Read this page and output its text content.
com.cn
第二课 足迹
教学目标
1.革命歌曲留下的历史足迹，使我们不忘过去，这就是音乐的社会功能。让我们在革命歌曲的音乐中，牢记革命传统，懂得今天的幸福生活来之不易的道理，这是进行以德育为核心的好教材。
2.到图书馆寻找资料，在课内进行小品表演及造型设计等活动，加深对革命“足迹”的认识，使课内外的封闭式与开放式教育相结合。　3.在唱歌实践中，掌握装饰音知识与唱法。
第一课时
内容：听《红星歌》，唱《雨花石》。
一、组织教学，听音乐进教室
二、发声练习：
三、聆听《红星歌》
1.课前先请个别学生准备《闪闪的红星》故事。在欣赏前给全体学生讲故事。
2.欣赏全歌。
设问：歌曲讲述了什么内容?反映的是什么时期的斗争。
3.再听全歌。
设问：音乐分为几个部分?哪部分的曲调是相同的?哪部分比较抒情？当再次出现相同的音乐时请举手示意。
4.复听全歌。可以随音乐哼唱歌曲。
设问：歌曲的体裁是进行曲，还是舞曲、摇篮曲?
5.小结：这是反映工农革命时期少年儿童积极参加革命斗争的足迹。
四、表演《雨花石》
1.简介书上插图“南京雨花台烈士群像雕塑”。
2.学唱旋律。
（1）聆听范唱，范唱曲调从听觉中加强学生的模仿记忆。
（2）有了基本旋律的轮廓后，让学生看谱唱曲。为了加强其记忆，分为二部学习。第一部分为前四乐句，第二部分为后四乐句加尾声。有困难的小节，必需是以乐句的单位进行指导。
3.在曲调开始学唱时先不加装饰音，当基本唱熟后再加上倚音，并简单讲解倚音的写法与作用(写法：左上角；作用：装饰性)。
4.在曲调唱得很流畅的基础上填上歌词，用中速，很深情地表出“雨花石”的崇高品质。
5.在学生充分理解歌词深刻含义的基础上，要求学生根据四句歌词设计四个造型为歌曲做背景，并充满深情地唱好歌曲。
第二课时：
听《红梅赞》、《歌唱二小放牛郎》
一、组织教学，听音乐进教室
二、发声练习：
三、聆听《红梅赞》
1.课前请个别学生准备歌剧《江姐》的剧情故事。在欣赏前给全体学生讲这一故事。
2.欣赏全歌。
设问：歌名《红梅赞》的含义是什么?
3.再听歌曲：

Objective:
Copy out each line exactly as written.

Task answer:
Read this page and output its text content.
com.cn
第二课 足迹
教学目标
1.革命歌曲留下的历史足迹，使我们不忘过去，这就是音乐的社会功能。让我们在革命歌曲的音乐中，牢记革命传统，懂得今天的幸福生活来之不易的道理，这是进行以德育为核心的好教材。
2.到图书馆寻找资料，在课内进行小品表演及造型设计等活动，加深对革命“足迹”的认识，使课内外的封闭式与开放式教育相结合。　3.在唱歌实践中，掌握装饰音知识与唱法。
第一课时
内容：听《红星歌》，唱《雨花石》。
一、组织教学，听音乐进教室
二、发声练习：
三、聆听《红星歌》
1.课前先请个别学生准备《闪闪的红星》故事。在欣赏前给全体学生讲故事。
2.欣赏全歌。
设问：歌曲讲述了什么内容?反映的是什么时期的斗争。
3.再听全歌。
设问：音乐分为几个部分?哪部分的曲调是相同的?哪部分比较抒情？当再次出现相同的音乐时请举手示意。
4.复听全歌。可以随音乐哼唱歌曲。
设问：歌曲的体裁是进行曲，还是舞曲、摇篮曲?
5.小结：这是反映工农革命时期少年儿童积极参加革命斗争的足迹。
四、表演《雨花石》
1.简介书上插图“南京雨花台烈士群像雕塑”。
2.学唱旋律。
（1）聆听范唱，范唱曲调从听觉中加强学生的模仿记忆。
（2）有了基本旋律的轮廓后，让学生看谱唱曲。为了加强其记忆，分为二部学习。第一部分为前四乐句，第二部分为后四乐句加尾声。有困难的小节，必需是以乐句的单位进行指导。
3.在曲调开始学唱时先不加装饰音，当基本唱熟后再加上倚音，并简单讲解倚音的写法与作用(写法：左上角；作用：装饰性)。
4.在曲调唱得很流畅的基础上填上歌词，用中速，很深情地表出“雨花石”的崇高品质。
5.在学生充分理解歌词深刻含义的基础上，要求学生根据四句歌词设计四个造型为歌曲做背景，并充满深情地唱好歌曲。
第二课时：
听《红梅赞》、《歌唱二小放牛郎》
一、组织教学，听音乐进教室
二、发声练习：
三、聆听《红梅赞》
1.课前请个别学生准备歌剧《江姐》的剧情故事。在欣赏前给全体学生讲这一故事。
2.欣赏全歌。
设问：歌名《红梅赞》的含义是什么?
3.再听歌曲：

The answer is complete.